» **WHAT YOU ARE ASKED TO DO**
Your task is to output all the records below, word for word.

» **THE DATA**
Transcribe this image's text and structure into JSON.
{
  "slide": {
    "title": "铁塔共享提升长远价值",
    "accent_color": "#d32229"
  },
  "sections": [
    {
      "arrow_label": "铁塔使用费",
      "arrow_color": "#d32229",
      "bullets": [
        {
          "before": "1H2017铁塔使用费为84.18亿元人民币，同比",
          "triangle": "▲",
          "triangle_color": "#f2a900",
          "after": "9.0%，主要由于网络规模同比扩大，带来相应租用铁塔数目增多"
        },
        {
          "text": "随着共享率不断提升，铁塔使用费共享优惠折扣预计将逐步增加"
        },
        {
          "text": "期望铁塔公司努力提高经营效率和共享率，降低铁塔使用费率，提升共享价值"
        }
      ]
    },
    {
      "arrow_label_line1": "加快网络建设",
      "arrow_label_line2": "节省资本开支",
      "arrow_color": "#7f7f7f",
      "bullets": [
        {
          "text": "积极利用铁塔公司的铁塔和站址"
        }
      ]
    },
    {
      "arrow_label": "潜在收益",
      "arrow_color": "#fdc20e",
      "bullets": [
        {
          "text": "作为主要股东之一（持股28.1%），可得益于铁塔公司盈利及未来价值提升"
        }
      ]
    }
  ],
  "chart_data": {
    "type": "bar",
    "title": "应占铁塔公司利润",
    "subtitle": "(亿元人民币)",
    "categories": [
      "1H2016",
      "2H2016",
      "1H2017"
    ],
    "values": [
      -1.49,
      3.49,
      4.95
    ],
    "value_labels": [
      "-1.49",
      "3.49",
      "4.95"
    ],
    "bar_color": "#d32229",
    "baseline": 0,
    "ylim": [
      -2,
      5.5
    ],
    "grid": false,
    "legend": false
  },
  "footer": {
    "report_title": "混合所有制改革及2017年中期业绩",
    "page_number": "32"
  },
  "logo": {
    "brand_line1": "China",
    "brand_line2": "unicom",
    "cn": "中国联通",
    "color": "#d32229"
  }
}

» **RESPONSE TO THIS EXERCISE**
Transcribe this image's text and structure into JSON.
{
  "slide": {
    "title": "铁塔共享提升长远价值",
    "accent_color": "#d32229"
  },
  "sections": [
    {
      "arrow_label": "铁塔使用费",
      "arrow_color": "#d32229",
      "bullets": [
        {
          "before": "1H2017铁塔使用费为84.18亿元人民币，同比",
          "triangle": "▲",
          "triangle_color": "#f2a900",
          "after": "9.0%，主要由于网络规模同比扩大，带来相应租用铁塔数目增多"
        },
        {
          "text": "随着共享率不断提升，铁塔使用费共享优惠折扣预计将逐步增加"
        },
        {
          "text": "期望铁塔公司努力提高经营效率和共享率，降低铁塔使用费率，提升共享价值"
        }
      ]
    },
    {
      "arrow_label_line1": "加快网络建设",
      "arrow_label_line2": "节省资本开支",
      "arrow_color": "#7f7f7f",
      "bullets": [
        {
          "text": "积极利用铁塔公司的铁塔和站址"
        }
      ]
    },
    {
      "arrow_label": "潜在收益",
      "arrow_color": "#fdc20e",
      "bullets": [
        {
          "text": "作为主要股东之一（持股28.1%），可得益于铁塔公司盈利及未来价值提升"
        }
      ]
    }
  ],
  "chart_data": {
    "type": "bar",
    "title": "应占铁塔公司利润",
    "subtitle": "(亿元人民币)",
    "categories": [
      "1H2016",
      "2H2016",
      "1H2017"
    ],
    "values": [
      -1.49,
      3.49,
      4.95
    ],
    "value_labels": [
      "-1.49",
      "3.49",
      "4.95"
    ],
    "bar_color": "#d32229",
    "baseline": 0,
    "ylim": [
      -2,
      5.5
    ],
    "grid": false,
    "legend": false
  },
  "footer": {
    "report_title": "混合所有制改革及2017年中期业绩",
    "page_number": "32"
  },
  "logo": {
    "brand_line1": "China",
    "brand_line2": "unicom",
    "cn": "中国联通",
    "color": "#d32229"
  }
}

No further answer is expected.